### Dataset excerpt:
___
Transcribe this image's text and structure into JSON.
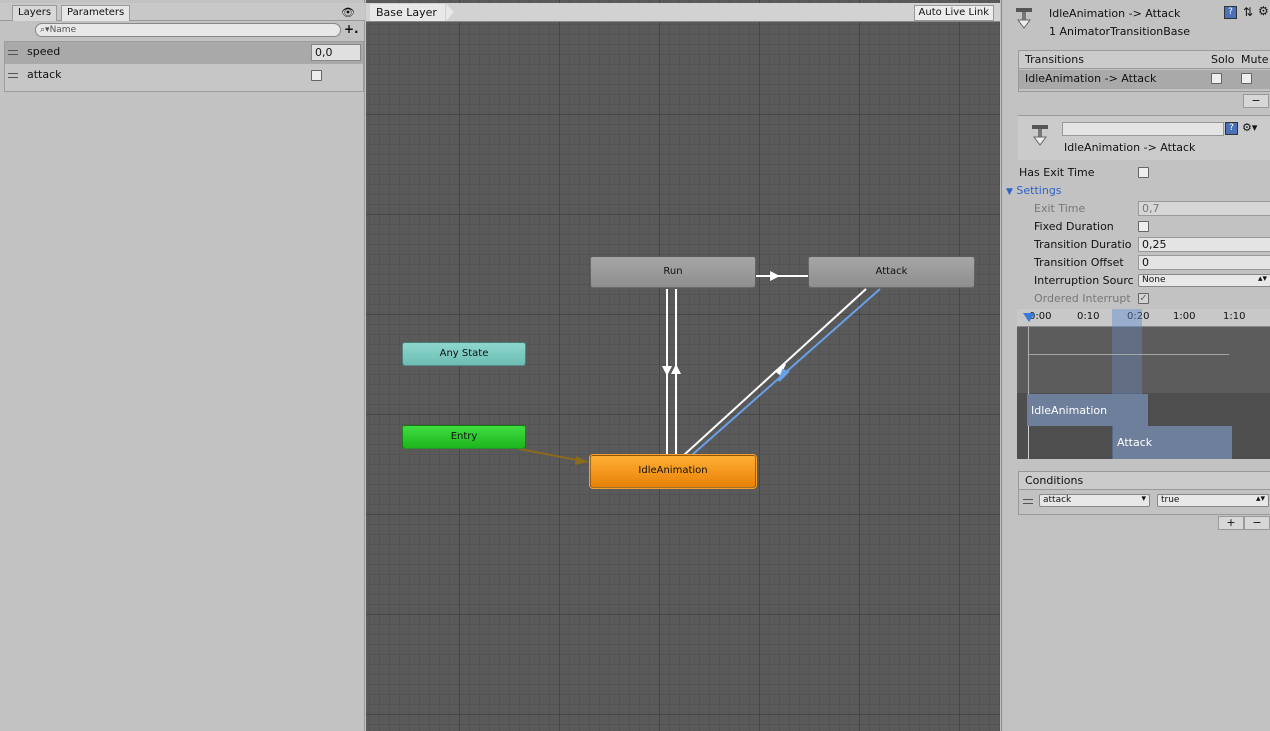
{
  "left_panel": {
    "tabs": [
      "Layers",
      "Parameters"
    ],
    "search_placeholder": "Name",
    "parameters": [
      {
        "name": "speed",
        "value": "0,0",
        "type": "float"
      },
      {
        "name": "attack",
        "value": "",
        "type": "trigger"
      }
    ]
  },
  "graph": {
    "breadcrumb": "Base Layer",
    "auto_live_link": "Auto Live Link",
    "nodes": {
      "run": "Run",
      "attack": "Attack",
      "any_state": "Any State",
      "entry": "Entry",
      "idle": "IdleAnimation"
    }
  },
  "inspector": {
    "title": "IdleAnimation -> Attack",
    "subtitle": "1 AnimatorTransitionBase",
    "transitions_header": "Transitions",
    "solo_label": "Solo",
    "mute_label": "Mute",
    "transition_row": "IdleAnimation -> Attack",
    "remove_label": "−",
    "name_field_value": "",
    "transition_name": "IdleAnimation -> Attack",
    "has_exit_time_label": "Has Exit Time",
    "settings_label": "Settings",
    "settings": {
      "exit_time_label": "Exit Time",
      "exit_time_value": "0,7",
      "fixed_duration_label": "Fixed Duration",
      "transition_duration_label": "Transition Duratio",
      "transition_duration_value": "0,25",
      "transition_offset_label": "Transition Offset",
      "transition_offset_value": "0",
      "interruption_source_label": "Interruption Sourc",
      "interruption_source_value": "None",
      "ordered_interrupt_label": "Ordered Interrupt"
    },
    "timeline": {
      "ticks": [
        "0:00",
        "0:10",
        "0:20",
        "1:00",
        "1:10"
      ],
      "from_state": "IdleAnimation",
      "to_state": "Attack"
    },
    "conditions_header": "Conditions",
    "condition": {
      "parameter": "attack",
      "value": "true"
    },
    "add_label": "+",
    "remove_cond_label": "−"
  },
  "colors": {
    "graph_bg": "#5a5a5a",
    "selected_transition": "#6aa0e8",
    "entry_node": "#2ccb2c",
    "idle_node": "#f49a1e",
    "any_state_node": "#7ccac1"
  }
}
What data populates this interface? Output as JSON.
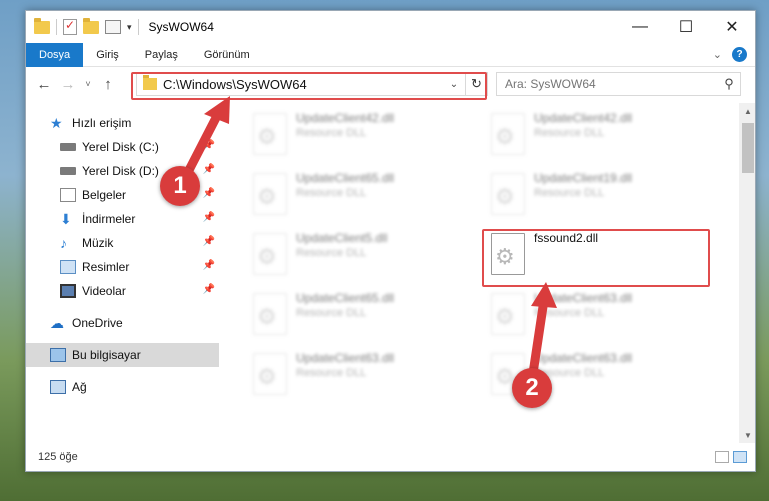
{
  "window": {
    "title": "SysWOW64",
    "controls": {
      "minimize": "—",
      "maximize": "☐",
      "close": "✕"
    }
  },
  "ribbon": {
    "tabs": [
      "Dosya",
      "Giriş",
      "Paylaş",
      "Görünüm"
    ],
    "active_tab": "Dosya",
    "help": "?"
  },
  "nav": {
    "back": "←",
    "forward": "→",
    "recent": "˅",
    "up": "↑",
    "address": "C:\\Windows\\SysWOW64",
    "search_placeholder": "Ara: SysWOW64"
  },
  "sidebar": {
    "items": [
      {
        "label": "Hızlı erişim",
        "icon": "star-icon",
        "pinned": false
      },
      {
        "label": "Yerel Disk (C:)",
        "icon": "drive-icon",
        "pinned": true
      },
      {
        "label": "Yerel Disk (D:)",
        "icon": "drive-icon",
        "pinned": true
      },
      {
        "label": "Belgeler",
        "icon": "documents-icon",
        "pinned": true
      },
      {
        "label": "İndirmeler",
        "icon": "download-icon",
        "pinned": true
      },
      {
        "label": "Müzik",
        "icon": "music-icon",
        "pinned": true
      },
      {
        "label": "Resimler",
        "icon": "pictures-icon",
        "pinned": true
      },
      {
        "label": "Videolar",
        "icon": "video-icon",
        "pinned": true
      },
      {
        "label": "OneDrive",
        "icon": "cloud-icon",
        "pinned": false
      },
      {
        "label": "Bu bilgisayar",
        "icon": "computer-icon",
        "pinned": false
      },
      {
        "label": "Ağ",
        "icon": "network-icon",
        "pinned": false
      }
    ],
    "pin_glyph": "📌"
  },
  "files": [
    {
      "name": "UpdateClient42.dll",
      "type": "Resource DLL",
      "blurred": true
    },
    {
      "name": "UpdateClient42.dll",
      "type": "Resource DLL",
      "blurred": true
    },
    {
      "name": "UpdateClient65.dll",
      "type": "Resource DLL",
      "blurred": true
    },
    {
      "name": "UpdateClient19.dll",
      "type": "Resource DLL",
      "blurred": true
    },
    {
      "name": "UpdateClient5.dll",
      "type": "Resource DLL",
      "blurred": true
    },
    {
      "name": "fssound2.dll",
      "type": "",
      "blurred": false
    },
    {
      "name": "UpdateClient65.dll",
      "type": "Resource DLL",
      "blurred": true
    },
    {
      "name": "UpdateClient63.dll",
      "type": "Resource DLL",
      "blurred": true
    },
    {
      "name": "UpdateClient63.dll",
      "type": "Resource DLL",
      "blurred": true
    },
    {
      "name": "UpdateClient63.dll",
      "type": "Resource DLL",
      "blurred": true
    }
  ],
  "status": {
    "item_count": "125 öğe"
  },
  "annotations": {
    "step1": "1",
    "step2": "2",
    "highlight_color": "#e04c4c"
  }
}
___
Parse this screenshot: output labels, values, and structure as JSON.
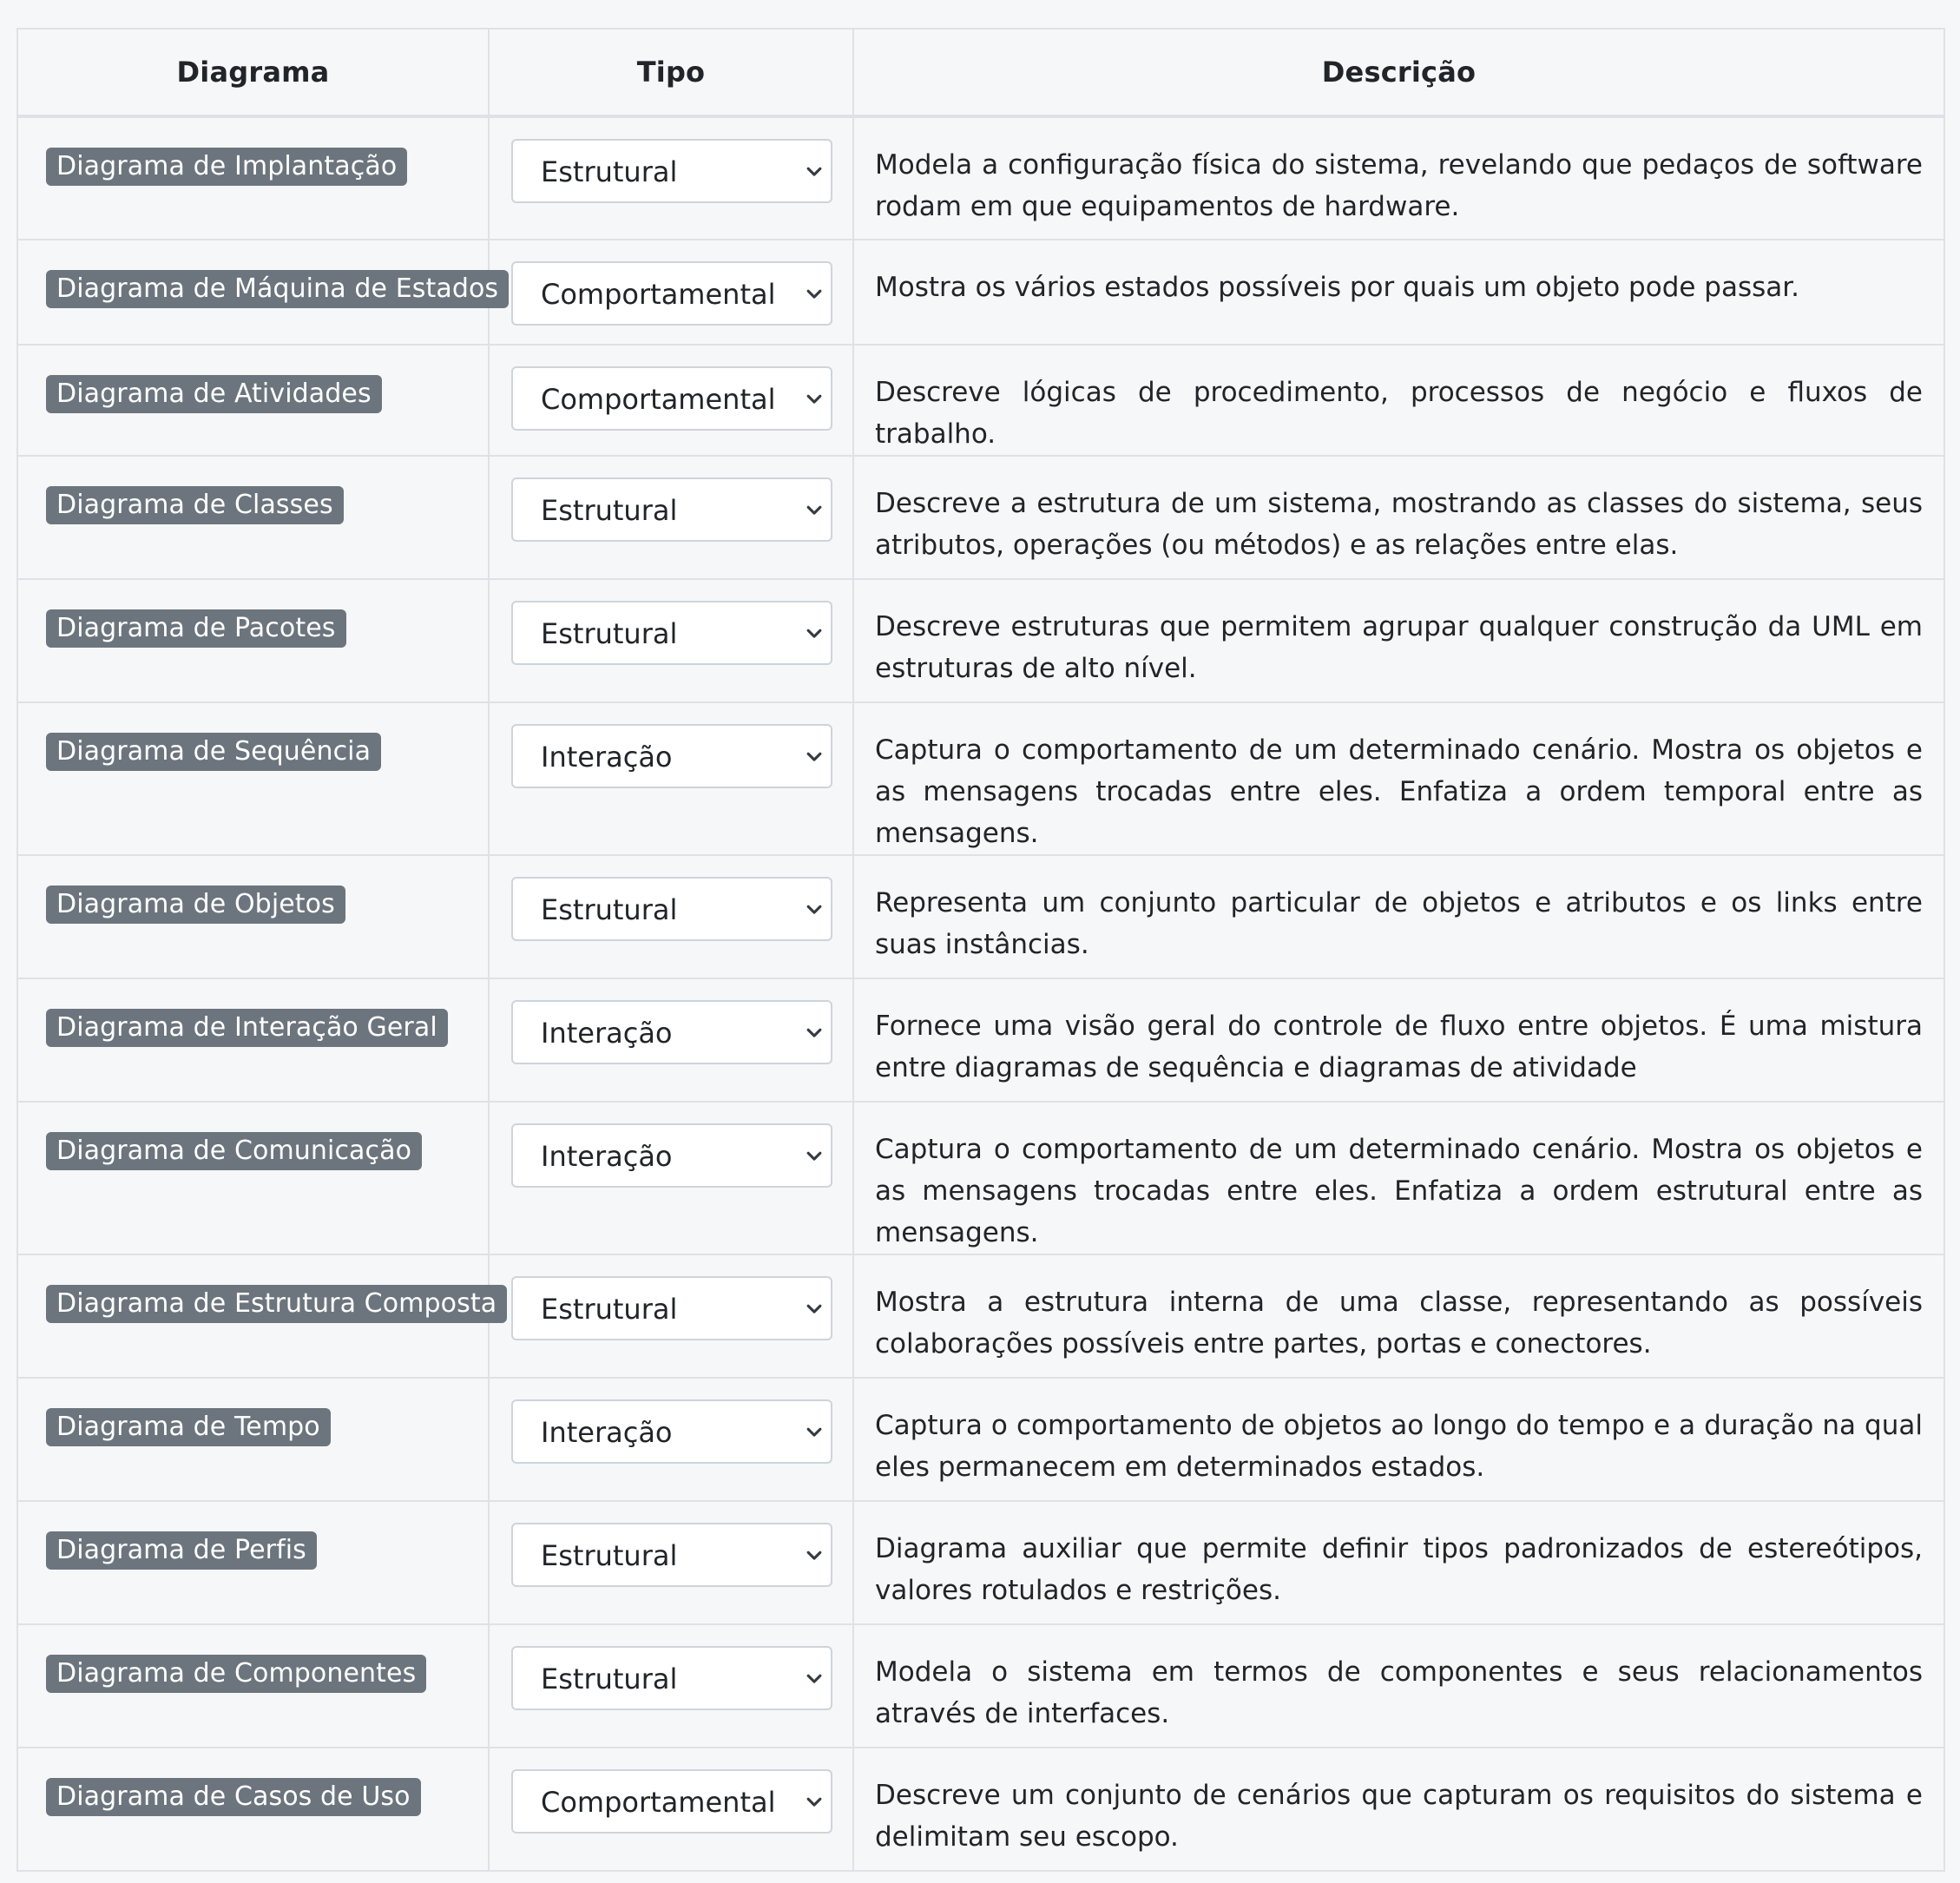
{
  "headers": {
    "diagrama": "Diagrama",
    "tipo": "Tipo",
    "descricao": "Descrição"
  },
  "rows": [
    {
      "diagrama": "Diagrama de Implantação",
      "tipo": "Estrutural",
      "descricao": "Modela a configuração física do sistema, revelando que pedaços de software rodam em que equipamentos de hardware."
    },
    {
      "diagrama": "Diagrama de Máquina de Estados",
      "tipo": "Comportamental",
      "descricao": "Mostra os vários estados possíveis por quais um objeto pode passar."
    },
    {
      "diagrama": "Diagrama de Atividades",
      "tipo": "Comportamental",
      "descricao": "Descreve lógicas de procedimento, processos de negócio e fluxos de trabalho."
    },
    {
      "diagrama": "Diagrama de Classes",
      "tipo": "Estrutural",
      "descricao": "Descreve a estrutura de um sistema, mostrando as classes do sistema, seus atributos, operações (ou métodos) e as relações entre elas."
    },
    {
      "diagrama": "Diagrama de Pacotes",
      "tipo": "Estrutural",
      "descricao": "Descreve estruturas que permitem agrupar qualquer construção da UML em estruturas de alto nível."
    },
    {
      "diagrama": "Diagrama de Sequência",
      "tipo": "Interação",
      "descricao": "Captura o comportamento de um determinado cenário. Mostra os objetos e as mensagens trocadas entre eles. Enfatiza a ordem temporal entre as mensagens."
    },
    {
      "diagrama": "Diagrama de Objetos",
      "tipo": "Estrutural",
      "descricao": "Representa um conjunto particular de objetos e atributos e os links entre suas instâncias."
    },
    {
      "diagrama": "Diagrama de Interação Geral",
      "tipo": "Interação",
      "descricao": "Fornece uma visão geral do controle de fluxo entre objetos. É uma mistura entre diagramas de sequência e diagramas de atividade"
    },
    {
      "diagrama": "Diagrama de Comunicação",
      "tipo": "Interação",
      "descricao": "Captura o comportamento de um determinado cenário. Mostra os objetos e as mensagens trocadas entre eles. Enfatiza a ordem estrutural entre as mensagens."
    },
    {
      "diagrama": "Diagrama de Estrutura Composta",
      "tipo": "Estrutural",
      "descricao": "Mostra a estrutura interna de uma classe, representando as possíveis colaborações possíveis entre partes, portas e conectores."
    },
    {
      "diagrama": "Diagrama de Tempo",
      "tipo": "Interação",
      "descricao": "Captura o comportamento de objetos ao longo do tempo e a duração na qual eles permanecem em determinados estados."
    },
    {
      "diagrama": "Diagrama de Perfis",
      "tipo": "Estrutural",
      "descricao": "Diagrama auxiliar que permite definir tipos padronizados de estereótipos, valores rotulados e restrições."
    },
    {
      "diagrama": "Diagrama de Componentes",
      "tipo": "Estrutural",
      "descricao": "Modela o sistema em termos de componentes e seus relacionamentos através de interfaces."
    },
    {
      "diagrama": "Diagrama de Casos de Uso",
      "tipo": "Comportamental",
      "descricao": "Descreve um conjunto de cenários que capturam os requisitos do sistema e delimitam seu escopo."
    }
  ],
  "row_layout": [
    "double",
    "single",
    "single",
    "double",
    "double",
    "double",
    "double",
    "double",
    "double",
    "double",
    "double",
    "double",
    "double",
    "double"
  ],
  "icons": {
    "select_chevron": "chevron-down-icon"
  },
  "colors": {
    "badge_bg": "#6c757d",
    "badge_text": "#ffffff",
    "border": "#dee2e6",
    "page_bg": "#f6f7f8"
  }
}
___
### Work instructions:
Pick every line with "Yerel" in it and copy it.

### In response:
        "label": "Yerel Disk (C:)",
        "label": "Yerel Disk (D:)",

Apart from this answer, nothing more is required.